* Task instructions
Return the lines below unchanged, starting at the first line and ending at the line that contains "- candle-body: [378, 190, 381, 193]", with both of those lines included.

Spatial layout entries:
* * * * * * *

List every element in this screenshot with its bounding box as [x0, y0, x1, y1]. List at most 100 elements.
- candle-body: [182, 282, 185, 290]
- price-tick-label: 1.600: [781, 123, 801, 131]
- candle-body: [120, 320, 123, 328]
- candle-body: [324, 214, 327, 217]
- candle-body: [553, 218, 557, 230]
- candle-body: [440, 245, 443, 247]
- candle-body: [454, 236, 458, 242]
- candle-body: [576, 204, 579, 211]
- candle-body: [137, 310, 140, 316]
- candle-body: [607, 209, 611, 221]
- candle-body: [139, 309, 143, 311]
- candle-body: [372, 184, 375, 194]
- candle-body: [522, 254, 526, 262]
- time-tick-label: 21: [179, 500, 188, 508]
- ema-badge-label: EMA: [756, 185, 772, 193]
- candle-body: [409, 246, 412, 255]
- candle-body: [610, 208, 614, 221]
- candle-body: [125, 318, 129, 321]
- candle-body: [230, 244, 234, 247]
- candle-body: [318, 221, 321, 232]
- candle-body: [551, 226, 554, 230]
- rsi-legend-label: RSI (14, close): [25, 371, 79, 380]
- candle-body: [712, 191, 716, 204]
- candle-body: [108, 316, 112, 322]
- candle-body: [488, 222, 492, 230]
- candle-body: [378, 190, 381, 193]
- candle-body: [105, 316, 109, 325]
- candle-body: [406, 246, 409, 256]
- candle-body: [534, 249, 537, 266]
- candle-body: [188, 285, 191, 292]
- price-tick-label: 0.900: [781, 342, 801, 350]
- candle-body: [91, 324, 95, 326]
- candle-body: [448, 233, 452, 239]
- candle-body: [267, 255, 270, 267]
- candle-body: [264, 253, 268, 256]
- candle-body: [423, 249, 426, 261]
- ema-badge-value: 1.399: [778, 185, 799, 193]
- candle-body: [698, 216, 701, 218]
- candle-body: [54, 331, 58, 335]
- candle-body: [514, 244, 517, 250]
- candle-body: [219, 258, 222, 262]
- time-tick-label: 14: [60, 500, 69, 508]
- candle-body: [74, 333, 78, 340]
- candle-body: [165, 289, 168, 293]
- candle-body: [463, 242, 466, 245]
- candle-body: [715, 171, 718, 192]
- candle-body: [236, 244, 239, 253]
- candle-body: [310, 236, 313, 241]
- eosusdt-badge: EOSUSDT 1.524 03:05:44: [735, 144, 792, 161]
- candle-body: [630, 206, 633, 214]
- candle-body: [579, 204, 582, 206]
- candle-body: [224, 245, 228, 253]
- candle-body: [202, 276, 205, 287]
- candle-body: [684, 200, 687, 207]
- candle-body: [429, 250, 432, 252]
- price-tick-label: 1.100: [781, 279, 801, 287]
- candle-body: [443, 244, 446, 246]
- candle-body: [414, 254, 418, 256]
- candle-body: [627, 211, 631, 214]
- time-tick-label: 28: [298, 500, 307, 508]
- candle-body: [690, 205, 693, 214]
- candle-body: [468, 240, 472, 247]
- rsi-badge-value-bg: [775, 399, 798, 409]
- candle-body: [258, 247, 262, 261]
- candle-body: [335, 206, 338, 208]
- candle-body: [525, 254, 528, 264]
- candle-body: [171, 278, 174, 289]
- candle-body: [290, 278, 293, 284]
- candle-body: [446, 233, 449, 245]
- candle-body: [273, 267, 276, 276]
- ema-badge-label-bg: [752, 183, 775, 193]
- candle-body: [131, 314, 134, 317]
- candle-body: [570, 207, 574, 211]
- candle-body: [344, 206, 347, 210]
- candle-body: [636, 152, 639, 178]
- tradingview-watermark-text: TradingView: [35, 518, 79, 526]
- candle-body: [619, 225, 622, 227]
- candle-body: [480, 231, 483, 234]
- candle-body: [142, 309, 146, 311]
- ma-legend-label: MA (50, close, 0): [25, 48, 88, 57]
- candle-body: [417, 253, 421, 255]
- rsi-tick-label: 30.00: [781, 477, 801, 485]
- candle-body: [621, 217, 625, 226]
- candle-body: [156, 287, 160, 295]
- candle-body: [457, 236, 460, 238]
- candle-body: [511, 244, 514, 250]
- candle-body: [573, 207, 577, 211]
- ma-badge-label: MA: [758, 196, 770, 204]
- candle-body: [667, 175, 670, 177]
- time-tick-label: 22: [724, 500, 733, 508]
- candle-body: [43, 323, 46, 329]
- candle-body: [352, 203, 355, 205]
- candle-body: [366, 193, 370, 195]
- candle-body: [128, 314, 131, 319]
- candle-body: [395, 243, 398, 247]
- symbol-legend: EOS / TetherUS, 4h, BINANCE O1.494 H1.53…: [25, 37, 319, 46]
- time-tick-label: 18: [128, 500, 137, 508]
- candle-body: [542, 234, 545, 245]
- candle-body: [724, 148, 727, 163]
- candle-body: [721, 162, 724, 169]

* * * * * * *

* The output
List every element in this screenshot with its bounding box as [x0, y0, x1, y1]. List at most 100 elements.
- candle-body: [182, 282, 185, 290]
- price-tick-label: 1.600: [781, 123, 801, 131]
- candle-body: [120, 320, 123, 328]
- candle-body: [324, 214, 327, 217]
- candle-body: [553, 218, 557, 230]
- candle-body: [440, 245, 443, 247]
- candle-body: [454, 236, 458, 242]
- candle-body: [576, 204, 579, 211]
- candle-body: [137, 310, 140, 316]
- candle-body: [607, 209, 611, 221]
- candle-body: [139, 309, 143, 311]
- candle-body: [372, 184, 375, 194]
- candle-body: [522, 254, 526, 262]
- time-tick-label: 21: [179, 500, 188, 508]
- ema-badge-label: EMA: [756, 185, 772, 193]
- candle-body: [409, 246, 412, 255]
- candle-body: [610, 208, 614, 221]
- candle-body: [125, 318, 129, 321]
- candle-body: [230, 244, 234, 247]
- candle-body: [318, 221, 321, 232]
- candle-body: [551, 226, 554, 230]
- rsi-legend-label: RSI (14, close): [25, 371, 79, 380]
- candle-body: [712, 191, 716, 204]
- candle-body: [108, 316, 112, 322]
- candle-body: [488, 222, 492, 230]
- candle-body: [378, 190, 381, 193]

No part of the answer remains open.